Work to be completed: Type every record exactly as it appears.

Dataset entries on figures

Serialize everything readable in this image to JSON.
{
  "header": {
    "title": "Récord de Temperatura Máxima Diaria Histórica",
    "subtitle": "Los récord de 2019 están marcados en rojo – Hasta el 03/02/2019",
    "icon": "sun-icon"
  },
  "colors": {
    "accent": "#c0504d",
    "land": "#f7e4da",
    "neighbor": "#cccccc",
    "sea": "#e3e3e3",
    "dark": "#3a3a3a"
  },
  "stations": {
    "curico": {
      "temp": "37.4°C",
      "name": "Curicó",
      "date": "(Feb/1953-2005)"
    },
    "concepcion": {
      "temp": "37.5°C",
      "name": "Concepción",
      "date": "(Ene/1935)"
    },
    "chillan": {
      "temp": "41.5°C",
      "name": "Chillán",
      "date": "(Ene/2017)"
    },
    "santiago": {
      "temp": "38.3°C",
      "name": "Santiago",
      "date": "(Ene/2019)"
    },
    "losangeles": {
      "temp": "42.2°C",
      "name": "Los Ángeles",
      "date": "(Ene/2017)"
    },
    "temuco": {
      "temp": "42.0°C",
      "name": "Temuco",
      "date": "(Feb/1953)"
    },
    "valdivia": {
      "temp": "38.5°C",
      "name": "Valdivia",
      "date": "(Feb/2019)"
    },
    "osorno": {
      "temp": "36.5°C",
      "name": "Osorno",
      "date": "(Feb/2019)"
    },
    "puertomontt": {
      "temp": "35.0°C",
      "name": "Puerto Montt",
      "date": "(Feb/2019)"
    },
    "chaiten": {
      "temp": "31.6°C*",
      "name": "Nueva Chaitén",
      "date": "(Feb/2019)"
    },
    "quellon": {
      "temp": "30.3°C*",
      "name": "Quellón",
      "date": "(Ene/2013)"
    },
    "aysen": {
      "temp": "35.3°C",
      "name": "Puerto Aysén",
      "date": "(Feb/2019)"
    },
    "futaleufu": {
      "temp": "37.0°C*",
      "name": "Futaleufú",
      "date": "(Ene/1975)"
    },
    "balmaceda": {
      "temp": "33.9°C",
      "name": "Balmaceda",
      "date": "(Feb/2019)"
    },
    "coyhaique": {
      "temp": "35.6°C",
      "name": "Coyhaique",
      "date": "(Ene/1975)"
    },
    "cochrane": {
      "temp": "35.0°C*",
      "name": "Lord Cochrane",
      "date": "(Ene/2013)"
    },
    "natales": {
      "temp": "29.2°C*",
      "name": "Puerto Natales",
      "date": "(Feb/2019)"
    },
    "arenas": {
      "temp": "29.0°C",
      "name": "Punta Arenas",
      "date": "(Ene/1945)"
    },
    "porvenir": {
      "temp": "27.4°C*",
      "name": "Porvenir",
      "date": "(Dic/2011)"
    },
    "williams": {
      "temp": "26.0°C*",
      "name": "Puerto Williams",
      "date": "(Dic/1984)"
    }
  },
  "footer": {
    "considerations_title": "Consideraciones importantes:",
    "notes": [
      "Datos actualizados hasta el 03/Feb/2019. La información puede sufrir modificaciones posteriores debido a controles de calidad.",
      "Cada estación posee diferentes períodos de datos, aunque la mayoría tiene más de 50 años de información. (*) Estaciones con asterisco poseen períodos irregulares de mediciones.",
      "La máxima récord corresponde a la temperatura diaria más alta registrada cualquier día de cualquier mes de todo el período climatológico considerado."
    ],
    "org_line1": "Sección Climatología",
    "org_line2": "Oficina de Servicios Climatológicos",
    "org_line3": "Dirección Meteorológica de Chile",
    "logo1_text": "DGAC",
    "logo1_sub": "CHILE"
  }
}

Answer in full:
Serialize everything readable in this image to JSON.
{
  "header": {
    "title": "Récord de Temperatura Máxima Diaria Histórica",
    "subtitle": "Los récord de 2019 están marcados en rojo – Hasta el 03/02/2019",
    "icon": "sun-icon"
  },
  "colors": {
    "accent": "#c0504d",
    "land": "#f7e4da",
    "neighbor": "#cccccc",
    "sea": "#e3e3e3",
    "dark": "#3a3a3a"
  },
  "stations": {
    "curico": {
      "temp": "37.4°C",
      "name": "Curicó",
      "date": "(Feb/1953-2005)"
    },
    "concepcion": {
      "temp": "37.5°C",
      "name": "Concepción",
      "date": "(Ene/1935)"
    },
    "chillan": {
      "temp": "41.5°C",
      "name": "Chillán",
      "date": "(Ene/2017)"
    },
    "santiago": {
      "temp": "38.3°C",
      "name": "Santiago",
      "date": "(Ene/2019)"
    },
    "losangeles": {
      "temp": "42.2°C",
      "name": "Los Ángeles",
      "date": "(Ene/2017)"
    },
    "temuco": {
      "temp": "42.0°C",
      "name": "Temuco",
      "date": "(Feb/1953)"
    },
    "valdivia": {
      "temp": "38.5°C",
      "name": "Valdivia",
      "date": "(Feb/2019)"
    },
    "osorno": {
      "temp": "36.5°C",
      "name": "Osorno",
      "date": "(Feb/2019)"
    },
    "puertomontt": {
      "temp": "35.0°C",
      "name": "Puerto Montt",
      "date": "(Feb/2019)"
    },
    "chaiten": {
      "temp": "31.6°C*",
      "name": "Nueva Chaitén",
      "date": "(Feb/2019)"
    },
    "quellon": {
      "temp": "30.3°C*",
      "name": "Quellón",
      "date": "(Ene/2013)"
    },
    "aysen": {
      "temp": "35.3°C",
      "name": "Puerto Aysén",
      "date": "(Feb/2019)"
    },
    "futaleufu": {
      "temp": "37.0°C*",
      "name": "Futaleufú",
      "date": "(Ene/1975)"
    },
    "balmaceda": {
      "temp": "33.9°C",
      "name": "Balmaceda",
      "date": "(Feb/2019)"
    },
    "coyhaique": {
      "temp": "35.6°C",
      "name": "Coyhaique",
      "date": "(Ene/1975)"
    },
    "cochrane": {
      "temp": "35.0°C*",
      "name": "Lord Cochrane",
      "date": "(Ene/2013)"
    },
    "natales": {
      "temp": "29.2°C*",
      "name": "Puerto Natales",
      "date": "(Feb/2019)"
    },
    "arenas": {
      "temp": "29.0°C",
      "name": "Punta Arenas",
      "date": "(Ene/1945)"
    },
    "porvenir": {
      "temp": "27.4°C*",
      "name": "Porvenir",
      "date": "(Dic/2011)"
    },
    "williams": {
      "temp": "26.0°C*",
      "name": "Puerto Williams",
      "date": "(Dic/1984)"
    }
  },
  "footer": {
    "considerations_title": "Consideraciones importantes:",
    "notes": [
      "Datos actualizados hasta el 03/Feb/2019. La información puede sufrir modificaciones posteriores debido a controles de calidad.",
      "Cada estación posee diferentes períodos de datos, aunque la mayoría tiene más de 50 años de información. (*) Estaciones con asterisco poseen períodos irregulares de mediciones.",
      "La máxima récord corresponde a la temperatura diaria más alta registrada cualquier día de cualquier mes de todo el período climatológico considerado."
    ],
    "org_line1": "Sección Climatología",
    "org_line2": "Oficina de Servicios Climatológicos",
    "org_line3": "Dirección Meteorológica de Chile",
    "logo1_text": "DGAC",
    "logo1_sub": "CHILE"
  }
}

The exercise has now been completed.